Exercise details:
Copy out each line of the data that holds the word "screenshot".

Dataset records:
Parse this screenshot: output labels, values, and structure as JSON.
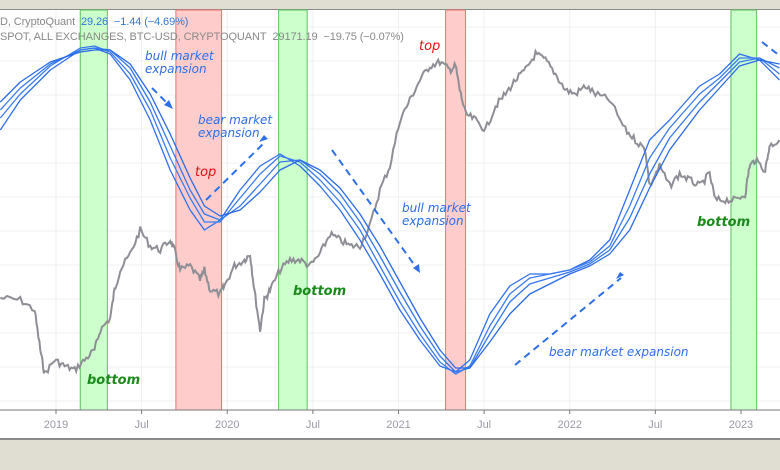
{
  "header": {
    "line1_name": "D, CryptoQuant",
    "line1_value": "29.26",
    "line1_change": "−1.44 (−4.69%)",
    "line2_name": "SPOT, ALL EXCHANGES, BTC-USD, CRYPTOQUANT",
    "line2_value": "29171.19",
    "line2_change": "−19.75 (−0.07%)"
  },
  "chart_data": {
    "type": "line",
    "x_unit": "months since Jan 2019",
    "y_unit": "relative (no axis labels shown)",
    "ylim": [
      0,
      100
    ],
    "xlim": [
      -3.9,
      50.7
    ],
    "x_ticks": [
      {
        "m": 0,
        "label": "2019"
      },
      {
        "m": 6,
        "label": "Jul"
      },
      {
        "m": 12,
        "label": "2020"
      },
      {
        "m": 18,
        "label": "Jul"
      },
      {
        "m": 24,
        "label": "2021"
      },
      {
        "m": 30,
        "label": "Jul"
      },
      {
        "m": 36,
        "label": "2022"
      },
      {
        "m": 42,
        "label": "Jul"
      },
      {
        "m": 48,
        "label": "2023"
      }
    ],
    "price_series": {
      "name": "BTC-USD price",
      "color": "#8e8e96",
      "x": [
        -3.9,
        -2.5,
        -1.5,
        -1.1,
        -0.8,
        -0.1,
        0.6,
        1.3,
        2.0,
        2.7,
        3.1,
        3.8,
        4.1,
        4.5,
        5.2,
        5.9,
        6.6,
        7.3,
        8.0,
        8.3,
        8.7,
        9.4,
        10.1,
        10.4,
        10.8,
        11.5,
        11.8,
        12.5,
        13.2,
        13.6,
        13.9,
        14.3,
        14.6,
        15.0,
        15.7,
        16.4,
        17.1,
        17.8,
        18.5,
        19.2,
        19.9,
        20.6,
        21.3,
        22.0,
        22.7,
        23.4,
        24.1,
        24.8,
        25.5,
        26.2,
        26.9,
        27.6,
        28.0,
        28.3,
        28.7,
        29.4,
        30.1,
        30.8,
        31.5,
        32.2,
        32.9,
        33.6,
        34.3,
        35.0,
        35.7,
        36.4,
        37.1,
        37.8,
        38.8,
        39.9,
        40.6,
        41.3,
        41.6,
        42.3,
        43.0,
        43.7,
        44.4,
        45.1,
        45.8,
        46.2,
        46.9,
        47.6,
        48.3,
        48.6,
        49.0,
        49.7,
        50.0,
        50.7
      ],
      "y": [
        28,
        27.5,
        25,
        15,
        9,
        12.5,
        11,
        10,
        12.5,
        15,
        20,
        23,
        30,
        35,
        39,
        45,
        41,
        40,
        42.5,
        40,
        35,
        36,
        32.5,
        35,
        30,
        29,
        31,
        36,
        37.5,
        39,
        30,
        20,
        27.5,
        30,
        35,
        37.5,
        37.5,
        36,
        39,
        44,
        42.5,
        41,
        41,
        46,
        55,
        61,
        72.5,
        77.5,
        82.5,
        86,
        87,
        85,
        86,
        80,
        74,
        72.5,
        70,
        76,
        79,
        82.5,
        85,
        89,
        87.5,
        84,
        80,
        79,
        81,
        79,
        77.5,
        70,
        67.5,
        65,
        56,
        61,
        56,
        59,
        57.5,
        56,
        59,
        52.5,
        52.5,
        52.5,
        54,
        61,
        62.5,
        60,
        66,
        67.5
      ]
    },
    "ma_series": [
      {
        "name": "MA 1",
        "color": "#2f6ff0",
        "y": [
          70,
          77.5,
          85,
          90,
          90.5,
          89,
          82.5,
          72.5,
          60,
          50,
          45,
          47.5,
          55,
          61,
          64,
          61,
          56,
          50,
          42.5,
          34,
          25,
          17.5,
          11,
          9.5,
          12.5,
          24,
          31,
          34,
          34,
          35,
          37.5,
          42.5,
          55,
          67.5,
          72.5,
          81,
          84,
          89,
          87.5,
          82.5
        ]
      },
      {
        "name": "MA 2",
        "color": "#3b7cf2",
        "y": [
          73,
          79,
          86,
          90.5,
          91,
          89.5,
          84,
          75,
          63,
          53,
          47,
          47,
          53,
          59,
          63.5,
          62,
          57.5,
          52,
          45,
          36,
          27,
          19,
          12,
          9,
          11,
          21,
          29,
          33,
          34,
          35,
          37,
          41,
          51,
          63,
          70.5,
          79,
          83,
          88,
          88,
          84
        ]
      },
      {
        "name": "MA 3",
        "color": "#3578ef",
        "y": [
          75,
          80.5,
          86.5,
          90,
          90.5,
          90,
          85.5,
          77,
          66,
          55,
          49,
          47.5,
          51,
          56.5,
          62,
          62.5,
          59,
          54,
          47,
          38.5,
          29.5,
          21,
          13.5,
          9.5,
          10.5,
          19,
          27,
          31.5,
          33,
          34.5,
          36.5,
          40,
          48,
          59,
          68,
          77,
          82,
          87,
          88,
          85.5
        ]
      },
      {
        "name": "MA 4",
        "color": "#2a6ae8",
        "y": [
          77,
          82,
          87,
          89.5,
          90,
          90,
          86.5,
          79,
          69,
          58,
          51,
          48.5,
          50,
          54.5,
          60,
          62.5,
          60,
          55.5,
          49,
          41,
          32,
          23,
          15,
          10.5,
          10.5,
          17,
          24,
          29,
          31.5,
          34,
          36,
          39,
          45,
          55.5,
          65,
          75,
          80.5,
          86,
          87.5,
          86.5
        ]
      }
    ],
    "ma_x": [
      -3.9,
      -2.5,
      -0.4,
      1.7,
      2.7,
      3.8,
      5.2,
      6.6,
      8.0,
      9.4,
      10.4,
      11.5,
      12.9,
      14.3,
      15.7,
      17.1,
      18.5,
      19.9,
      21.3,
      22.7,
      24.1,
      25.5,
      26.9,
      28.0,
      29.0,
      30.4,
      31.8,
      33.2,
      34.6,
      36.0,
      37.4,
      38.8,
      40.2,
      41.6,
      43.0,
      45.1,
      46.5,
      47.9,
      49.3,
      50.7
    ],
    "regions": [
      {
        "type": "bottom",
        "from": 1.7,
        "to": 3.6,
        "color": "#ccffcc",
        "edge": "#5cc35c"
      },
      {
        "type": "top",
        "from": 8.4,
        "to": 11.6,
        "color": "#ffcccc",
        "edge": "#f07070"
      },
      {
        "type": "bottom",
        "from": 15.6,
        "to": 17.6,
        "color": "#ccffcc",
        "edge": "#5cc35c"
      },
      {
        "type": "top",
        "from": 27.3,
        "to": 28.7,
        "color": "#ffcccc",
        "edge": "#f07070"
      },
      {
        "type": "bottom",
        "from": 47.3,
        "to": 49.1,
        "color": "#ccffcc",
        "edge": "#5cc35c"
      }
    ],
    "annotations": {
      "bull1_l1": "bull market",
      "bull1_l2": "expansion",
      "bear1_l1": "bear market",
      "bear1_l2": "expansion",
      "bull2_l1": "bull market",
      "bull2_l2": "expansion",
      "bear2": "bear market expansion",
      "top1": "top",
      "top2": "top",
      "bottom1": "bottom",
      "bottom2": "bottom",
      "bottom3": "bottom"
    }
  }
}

--

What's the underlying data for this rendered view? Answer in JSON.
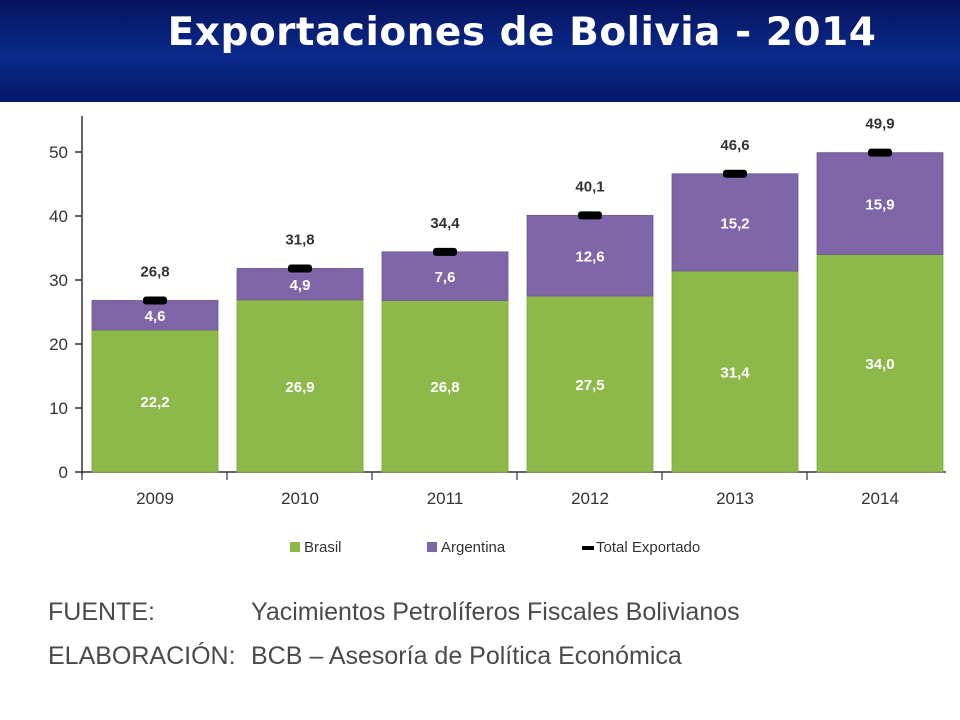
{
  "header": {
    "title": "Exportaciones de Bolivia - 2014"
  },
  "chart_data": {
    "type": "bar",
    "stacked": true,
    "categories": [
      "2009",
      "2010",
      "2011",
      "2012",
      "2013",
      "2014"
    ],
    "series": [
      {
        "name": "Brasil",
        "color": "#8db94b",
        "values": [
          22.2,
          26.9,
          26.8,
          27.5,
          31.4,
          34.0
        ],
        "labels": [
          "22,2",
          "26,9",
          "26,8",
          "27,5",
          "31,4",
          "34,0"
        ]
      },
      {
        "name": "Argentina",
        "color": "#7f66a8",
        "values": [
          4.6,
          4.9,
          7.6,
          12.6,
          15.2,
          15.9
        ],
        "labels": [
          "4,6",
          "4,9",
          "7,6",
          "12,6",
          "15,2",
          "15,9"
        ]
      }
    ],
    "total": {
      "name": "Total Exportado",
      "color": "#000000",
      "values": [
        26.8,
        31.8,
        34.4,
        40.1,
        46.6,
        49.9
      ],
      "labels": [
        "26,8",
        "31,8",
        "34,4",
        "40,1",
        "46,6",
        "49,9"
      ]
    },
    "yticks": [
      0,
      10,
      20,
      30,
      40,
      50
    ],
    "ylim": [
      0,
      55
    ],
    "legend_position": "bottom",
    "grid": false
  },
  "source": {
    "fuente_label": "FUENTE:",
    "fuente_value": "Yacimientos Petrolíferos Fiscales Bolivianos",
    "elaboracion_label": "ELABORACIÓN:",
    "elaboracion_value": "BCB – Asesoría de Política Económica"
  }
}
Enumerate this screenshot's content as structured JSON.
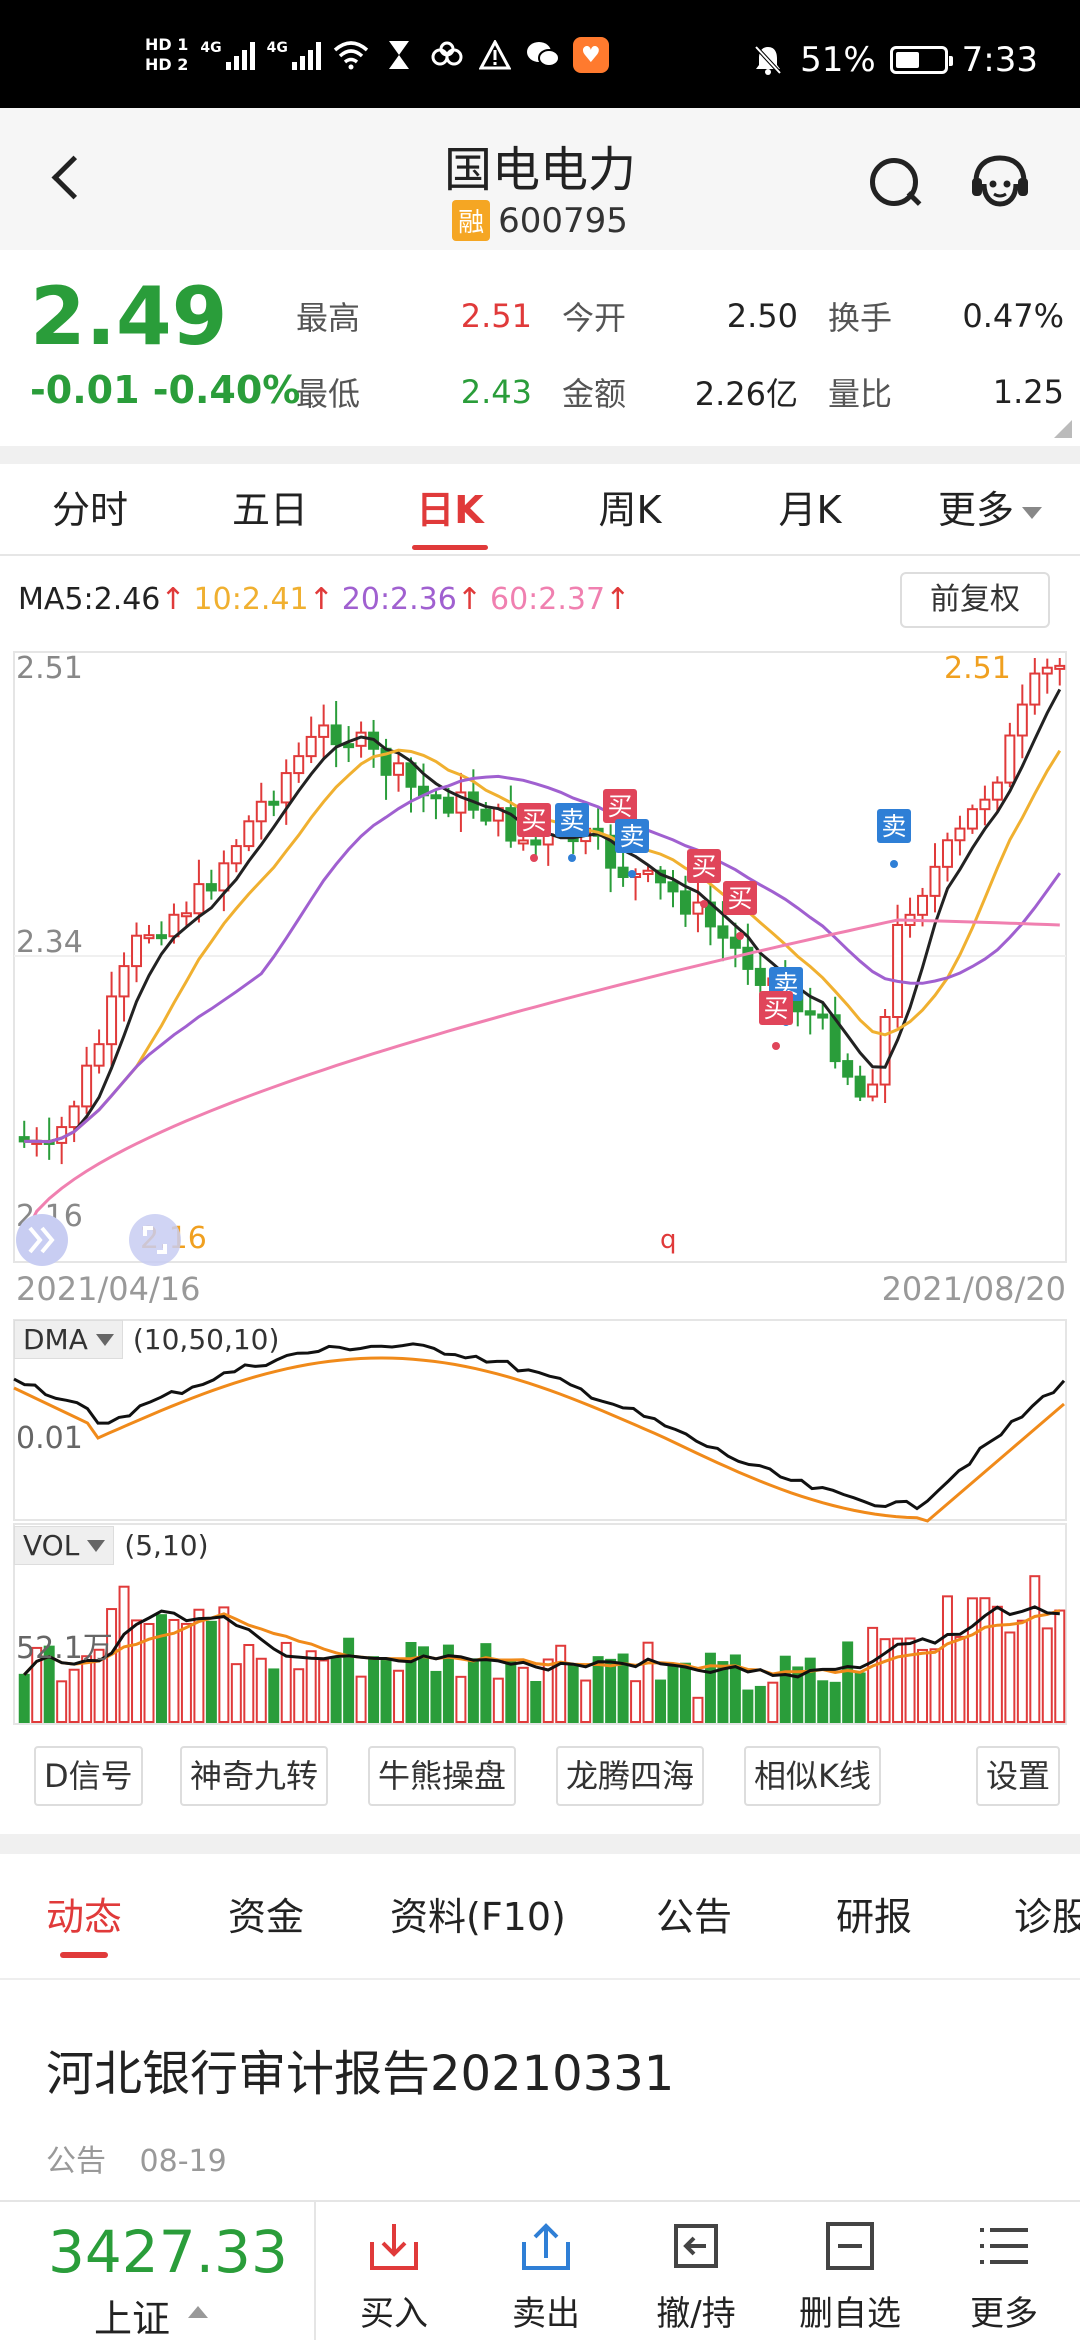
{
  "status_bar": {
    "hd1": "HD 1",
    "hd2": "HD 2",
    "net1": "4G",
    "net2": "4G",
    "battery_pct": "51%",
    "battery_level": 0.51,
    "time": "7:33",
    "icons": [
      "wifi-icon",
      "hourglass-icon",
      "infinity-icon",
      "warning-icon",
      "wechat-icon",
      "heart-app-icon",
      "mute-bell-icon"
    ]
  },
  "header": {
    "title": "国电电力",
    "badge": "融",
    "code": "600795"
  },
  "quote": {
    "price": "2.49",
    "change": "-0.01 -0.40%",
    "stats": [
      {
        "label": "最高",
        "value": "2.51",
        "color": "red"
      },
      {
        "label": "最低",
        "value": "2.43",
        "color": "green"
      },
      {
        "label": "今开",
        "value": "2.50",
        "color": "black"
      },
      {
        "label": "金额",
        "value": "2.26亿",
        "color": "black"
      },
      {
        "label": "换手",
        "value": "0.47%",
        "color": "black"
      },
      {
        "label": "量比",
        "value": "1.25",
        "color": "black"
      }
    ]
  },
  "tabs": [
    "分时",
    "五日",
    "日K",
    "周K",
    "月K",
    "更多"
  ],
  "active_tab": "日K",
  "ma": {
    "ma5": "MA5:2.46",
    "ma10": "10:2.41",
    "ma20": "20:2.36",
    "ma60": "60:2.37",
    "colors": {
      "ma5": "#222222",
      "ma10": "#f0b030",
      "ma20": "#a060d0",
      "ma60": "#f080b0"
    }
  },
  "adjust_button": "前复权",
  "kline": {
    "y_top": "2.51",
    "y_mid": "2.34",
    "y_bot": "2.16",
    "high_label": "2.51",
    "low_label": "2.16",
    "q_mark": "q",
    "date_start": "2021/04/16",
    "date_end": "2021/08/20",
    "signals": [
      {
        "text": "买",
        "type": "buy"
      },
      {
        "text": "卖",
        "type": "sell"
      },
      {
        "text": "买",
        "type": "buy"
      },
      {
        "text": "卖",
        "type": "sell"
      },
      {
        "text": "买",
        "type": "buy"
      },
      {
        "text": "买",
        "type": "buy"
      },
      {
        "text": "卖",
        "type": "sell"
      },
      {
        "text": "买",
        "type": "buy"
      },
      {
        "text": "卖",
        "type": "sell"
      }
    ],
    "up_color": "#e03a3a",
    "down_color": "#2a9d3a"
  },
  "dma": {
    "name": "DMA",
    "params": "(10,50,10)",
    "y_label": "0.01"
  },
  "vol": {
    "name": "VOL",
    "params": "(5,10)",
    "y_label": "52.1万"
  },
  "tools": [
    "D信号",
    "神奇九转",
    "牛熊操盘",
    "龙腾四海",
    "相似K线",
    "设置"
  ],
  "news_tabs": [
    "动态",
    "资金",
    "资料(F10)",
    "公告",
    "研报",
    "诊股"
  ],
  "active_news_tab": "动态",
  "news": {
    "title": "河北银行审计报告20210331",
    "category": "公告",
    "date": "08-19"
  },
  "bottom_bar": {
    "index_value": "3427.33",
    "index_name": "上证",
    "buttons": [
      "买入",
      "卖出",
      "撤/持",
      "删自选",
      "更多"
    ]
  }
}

Finished task:
Parse this screenshot: output labels, values, and structure as JSON.
Enumerate this screenshot's content as structured JSON.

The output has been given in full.